Top of Given passage

Compared to today’s server infrastructure, networks are still absurdly complex and labor intensive: the smallest change can involve hours of work at considerable cost and risk of service disruption. SDN, on the other hand, allows changes that used to take hours or days to be made in minutes – with fewer opportunities for human error. Not only does this save money, it allows greater freedom to respond to evolving business needs and user requests. It revolutionizes the entire networking cost structure. And we hope to banish forever the manual configuration errors that cause so many network failures.

SDN built around the OpenFlow® industry standard protocol decouples the network data and control planes, giving IT staff vendor-independent control over the entire network from a single logical point. As a result, network managers can reduce configuration overhead and errors, simplify policy creation and distribution, and more easily implement traffic engineering, access control, and compliance. In these days of “bring your own device” to work, SDN can be just the tool a network manager needs to foster employee initiative rather than fight it. Indeed, finally the network can evolve to actively support business strategy, not hamper it.

OpenFlow-based SDN has already gathered around it a healthy ecosystem of vendors. Brocade, Cisco, Dell, Extreme, HP, IBM, Juniper, and NEC are among the networking companies that have already implemented and demonstrated OpenFlow® on their switches. Open-source switch software is announced or available from Nicira and Pica8. Likewise, more and more open-source SDN controllers are already available, including NOX, Beacon, Floodlight, and Maestro.

In addition, and as described in a previous post, many carriers are some enterprises already implementing SDN/OpenFlow® in test beds and limited deployments. Over the next few years, enterprises can look forward to a growing choice of SDN-enabled capabilities – from OpenFlow-enabled products to new cloud services and orchestration tools that enable full-blown network virtualization.

Bottom of Given passage

To do: Copy the passage on software-defined networking word for word, from "Compared to today’s" to "many network failures.".

Top of Records shown

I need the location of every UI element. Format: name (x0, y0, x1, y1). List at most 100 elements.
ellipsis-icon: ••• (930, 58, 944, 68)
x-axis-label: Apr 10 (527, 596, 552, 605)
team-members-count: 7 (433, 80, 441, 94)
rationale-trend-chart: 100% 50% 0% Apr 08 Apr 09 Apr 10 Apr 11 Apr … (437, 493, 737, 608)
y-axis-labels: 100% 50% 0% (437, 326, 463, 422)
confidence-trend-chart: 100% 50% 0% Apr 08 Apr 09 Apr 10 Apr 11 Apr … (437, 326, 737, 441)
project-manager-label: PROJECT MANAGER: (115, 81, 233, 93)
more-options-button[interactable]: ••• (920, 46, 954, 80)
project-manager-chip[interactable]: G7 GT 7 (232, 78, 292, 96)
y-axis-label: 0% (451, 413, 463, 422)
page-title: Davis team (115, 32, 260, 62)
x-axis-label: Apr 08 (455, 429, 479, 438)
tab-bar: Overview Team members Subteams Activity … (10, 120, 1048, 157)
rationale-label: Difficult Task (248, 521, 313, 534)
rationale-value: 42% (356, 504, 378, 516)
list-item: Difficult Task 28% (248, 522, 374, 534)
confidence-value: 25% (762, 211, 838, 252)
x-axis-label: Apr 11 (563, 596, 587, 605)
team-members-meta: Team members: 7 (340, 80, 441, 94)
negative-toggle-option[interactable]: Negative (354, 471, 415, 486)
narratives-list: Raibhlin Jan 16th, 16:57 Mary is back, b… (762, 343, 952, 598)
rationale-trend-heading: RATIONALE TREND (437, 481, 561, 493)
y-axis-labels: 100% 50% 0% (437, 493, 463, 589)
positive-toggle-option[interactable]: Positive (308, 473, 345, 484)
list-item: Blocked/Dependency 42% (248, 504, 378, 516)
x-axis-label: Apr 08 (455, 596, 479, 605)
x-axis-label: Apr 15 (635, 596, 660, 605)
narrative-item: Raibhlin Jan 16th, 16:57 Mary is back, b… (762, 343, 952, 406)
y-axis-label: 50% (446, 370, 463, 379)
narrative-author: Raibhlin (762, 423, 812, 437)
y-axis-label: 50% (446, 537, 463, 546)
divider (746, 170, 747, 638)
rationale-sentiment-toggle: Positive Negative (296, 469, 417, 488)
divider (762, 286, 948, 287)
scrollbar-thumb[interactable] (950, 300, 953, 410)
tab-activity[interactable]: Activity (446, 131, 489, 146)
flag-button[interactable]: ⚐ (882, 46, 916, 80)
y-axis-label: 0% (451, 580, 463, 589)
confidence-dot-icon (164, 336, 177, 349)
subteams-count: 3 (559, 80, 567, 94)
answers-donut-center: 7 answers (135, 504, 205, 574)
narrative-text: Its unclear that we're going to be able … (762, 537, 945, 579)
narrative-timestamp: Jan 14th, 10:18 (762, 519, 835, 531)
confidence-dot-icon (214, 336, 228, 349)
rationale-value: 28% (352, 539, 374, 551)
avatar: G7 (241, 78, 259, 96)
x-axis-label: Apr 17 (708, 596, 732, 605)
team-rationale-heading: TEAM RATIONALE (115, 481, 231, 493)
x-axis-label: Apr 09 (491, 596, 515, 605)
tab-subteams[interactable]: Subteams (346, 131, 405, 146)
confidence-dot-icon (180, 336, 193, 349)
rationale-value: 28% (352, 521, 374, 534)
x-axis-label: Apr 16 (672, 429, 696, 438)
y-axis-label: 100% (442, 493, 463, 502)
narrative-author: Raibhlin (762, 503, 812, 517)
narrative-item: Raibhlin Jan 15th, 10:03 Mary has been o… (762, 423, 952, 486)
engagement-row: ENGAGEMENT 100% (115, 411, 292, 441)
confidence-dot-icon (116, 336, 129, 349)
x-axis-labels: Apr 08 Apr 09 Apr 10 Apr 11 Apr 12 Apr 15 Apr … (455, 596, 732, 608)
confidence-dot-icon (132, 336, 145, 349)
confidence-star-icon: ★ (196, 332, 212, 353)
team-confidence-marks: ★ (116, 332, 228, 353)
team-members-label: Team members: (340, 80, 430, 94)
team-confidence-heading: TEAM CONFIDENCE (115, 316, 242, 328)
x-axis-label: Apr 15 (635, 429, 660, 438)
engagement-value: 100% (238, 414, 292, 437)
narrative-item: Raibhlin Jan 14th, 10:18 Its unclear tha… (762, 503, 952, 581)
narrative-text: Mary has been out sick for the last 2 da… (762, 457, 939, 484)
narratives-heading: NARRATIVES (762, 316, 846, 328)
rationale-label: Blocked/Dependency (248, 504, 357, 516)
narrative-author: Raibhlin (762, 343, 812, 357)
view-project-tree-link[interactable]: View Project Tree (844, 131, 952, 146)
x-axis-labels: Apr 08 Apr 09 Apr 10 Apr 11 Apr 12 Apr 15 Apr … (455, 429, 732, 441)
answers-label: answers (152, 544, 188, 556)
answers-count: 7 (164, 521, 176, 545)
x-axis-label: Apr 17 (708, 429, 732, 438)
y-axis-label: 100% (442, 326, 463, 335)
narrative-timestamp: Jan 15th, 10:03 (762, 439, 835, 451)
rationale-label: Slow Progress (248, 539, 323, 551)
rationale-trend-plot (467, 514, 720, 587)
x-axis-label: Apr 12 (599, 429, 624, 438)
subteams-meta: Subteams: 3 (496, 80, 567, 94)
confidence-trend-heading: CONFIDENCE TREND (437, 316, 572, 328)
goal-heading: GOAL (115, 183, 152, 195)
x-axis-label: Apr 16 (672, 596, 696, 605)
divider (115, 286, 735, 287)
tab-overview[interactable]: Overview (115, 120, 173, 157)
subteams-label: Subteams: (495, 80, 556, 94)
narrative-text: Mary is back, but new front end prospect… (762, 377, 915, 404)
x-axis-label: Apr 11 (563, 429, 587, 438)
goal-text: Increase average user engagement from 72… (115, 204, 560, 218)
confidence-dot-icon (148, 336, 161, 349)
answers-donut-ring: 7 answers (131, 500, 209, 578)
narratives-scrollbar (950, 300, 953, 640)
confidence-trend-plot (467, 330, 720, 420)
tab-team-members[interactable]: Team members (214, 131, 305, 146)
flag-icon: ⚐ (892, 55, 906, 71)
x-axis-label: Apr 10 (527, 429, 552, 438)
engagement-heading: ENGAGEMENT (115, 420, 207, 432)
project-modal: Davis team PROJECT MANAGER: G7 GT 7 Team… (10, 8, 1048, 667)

Bottom of Records shown

Solution to the problem:
Compared to today’s server infrastructure, networks are still absurdly complex and labor intensive: the smallest change can involve hours of work at considerable cost and risk of service disruption. SDN, on the other hand, allows changes that used to take hours or days to be made in minutes – with fewer opportunities for human error. Not only does this save money, it allows greater freedom to respond to evolving business needs and user requests. It revolutionizes the entire networking cost structure. And we hope to banish forever the manual configuration errors that cause so many network failures.